** START INPUT FOR THIS TASK **

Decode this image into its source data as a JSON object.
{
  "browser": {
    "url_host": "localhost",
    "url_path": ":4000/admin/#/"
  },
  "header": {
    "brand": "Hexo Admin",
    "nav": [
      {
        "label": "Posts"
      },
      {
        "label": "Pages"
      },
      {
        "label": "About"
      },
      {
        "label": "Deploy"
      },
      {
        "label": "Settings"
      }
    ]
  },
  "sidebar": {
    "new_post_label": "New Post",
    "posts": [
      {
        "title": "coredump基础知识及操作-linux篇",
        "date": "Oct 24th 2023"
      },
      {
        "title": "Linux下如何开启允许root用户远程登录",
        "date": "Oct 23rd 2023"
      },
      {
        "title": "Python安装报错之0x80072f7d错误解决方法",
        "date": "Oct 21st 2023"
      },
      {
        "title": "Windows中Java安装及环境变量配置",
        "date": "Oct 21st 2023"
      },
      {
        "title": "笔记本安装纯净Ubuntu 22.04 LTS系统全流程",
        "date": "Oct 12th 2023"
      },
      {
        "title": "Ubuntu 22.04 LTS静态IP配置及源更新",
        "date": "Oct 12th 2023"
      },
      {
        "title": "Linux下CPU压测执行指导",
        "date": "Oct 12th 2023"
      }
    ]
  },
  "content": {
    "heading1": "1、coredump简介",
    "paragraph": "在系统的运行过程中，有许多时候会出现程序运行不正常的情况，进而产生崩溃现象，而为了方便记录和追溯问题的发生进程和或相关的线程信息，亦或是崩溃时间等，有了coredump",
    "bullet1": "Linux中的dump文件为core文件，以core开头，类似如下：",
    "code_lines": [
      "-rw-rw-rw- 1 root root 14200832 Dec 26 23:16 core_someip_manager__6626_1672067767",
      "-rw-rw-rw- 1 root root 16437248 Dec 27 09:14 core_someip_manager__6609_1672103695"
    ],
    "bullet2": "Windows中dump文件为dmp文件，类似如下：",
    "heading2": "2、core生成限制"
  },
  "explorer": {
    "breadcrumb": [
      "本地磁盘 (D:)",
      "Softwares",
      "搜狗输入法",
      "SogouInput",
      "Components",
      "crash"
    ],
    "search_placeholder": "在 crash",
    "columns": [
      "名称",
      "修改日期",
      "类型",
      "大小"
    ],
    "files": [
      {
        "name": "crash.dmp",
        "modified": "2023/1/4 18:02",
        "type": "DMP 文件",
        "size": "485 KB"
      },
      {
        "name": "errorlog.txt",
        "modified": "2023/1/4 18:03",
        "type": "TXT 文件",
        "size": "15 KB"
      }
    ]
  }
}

** END INPUT FOR THIS TASK **

Transcribe all of the lines in the records precisely.

FULL OUTPUT
Decode this image into its source data as a JSON object.
{
  "browser": {
    "url_host": "localhost",
    "url_path": ":4000/admin/#/"
  },
  "header": {
    "brand": "Hexo Admin",
    "nav": [
      {
        "label": "Posts"
      },
      {
        "label": "Pages"
      },
      {
        "label": "About"
      },
      {
        "label": "Deploy"
      },
      {
        "label": "Settings"
      }
    ]
  },
  "sidebar": {
    "new_post_label": "New Post",
    "posts": [
      {
        "title": "coredump基础知识及操作-linux篇",
        "date": "Oct 24th 2023"
      },
      {
        "title": "Linux下如何开启允许root用户远程登录",
        "date": "Oct 23rd 2023"
      },
      {
        "title": "Python安装报错之0x80072f7d错误解决方法",
        "date": "Oct 21st 2023"
      },
      {
        "title": "Windows中Java安装及环境变量配置",
        "date": "Oct 21st 2023"
      },
      {
        "title": "笔记本安装纯净Ubuntu 22.04 LTS系统全流程",
        "date": "Oct 12th 2023"
      },
      {
        "title": "Ubuntu 22.04 LTS静态IP配置及源更新",
        "date": "Oct 12th 2023"
      },
      {
        "title": "Linux下CPU压测执行指导",
        "date": "Oct 12th 2023"
      }
    ]
  },
  "content": {
    "heading1": "1、coredump简介",
    "paragraph": "在系统的运行过程中，有许多时候会出现程序运行不正常的情况，进而产生崩溃现象，而为了方便记录和追溯问题的发生进程和或相关的线程信息，亦或是崩溃时间等，有了coredump",
    "bullet1": "Linux中的dump文件为core文件，以core开头，类似如下：",
    "code_lines": [
      "-rw-rw-rw- 1 root root 14200832 Dec 26 23:16 core_someip_manager__6626_1672067767",
      "-rw-rw-rw- 1 root root 16437248 Dec 27 09:14 core_someip_manager__6609_1672103695"
    ],
    "bullet2": "Windows中dump文件为dmp文件，类似如下：",
    "heading2": "2、core生成限制"
  },
  "explorer": {
    "breadcrumb": [
      "本地磁盘 (D:)",
      "Softwares",
      "搜狗输入法",
      "SogouInput",
      "Components",
      "crash"
    ],
    "search_placeholder": "在 crash",
    "columns": [
      "名称",
      "修改日期",
      "类型",
      "大小"
    ],
    "files": [
      {
        "name": "crash.dmp",
        "modified": "2023/1/4 18:02",
        "type": "DMP 文件",
        "size": "485 KB"
      },
      {
        "name": "errorlog.txt",
        "modified": "2023/1/4 18:03",
        "type": "TXT 文件",
        "size": "15 KB"
      }
    ]
  }
}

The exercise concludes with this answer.